> [Supplied records]:
◆ ◆ ◆ ◆

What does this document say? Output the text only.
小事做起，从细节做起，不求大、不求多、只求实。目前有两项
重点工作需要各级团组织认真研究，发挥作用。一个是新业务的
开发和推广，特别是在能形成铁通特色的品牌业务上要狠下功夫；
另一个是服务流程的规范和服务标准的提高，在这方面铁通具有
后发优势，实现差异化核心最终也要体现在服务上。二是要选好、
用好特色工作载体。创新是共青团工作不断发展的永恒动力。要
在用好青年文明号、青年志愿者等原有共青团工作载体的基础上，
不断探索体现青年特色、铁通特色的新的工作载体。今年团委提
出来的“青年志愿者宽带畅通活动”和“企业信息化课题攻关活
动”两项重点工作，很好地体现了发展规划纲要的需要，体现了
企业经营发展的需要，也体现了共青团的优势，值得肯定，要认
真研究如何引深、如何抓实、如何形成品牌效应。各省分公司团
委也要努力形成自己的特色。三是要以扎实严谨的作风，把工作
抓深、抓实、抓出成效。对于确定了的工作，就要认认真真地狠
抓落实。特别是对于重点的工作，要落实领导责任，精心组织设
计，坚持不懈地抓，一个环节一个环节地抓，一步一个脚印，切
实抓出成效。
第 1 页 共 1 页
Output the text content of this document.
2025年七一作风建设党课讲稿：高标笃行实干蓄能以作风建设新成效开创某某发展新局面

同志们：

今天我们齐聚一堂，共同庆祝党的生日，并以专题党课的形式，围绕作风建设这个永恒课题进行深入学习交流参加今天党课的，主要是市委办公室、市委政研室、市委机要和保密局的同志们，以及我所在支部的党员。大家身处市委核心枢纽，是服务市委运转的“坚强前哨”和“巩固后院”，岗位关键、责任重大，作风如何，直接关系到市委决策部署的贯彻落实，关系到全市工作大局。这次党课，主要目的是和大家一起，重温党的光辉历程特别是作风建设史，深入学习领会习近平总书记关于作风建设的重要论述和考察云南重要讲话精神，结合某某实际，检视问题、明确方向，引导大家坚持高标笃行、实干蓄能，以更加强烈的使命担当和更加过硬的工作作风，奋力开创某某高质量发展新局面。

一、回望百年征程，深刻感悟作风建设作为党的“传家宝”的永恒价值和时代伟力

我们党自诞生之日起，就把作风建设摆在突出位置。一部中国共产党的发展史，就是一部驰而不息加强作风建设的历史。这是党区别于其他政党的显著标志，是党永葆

◆ ◆ ◆ ◆

> [Work instructions]: Repeat every line of the data, exactly and in full.

> [The solution]:
What does this document say? Output the text only.
小事做起，从细节做起，不求大、不求多、只求实。目前有两项
重点工作需要各级团组织认真研究，发挥作用。一个是新业务的
开发和推广，特别是在能形成铁通特色的品牌业务上要狠下功夫；
另一个是服务流程的规范和服务标准的提高，在这方面铁通具有
后发优势，实现差异化核心最终也要体现在服务上。二是要选好、
用好特色工作载体。创新是共青团工作不断发展的永恒动力。要
在用好青年文明号、青年志愿者等原有共青团工作载体的基础上，
不断探索体现青年特色、铁通特色的新的工作载体。今年团委提
出来的“青年志愿者宽带畅通活动”和“企业信息化课题攻关活
动”两项重点工作，很好地体现了发展规划纲要的需要，体现了
企业经营发展的需要，也体现了共青团的优势，值得肯定，要认
真研究如何引深、如何抓实、如何形成品牌效应。各省分公司团
委也要努力形成自己的特色。三是要以扎实严谨的作风，把工作
抓深、抓实、抓出成效。对于确定了的工作，就要认认真真地狠
抓落实。特别是对于重点的工作，要落实领导责任，精心组织设
计，坚持不懈地抓，一个环节一个环节地抓，一步一个脚印，切
实抓出成效。
第 1 页 共 1 页
Output the text content of this document.
2025年七一作风建设党课讲稿：高标笃行实干蓄能以作风建设新成效开创某某发展新局面

同志们：

今天我们齐聚一堂，共同庆祝党的生日，并以专题党课的形式，围绕作风建设这个永恒课题进行深入学习交流参加今天党课的，主要是市委办公室、市委政研室、市委机要和保密局的同志们，以及我所在支部的党员。大家身处市委核心枢纽，是服务市委运转的“坚强前哨”和“巩固后院”，岗位关键、责任重大，作风如何，直接关系到市委决策部署的贯彻落实，关系到全市工作大局。这次党课，主要目的是和大家一起，重温党的光辉历程特别是作风建设史，深入学习领会习近平总书记关于作风建设的重要论述和考察云南重要讲话精神，结合某某实际，检视问题、明确方向，引导大家坚持高标笃行、实干蓄能，以更加强烈的使命担当和更加过硬的工作作风，奋力开创某某高质量发展新局面。

一、回望百年征程，深刻感悟作风建设作为党的“传家宝”的永恒价值和时代伟力

我们党自诞生之日起，就把作风建设摆在突出位置。一部中国共产党的发展史，就是一部驰而不息加强作风建设的历史。这是党区别于其他政党的显著标志，是党永葆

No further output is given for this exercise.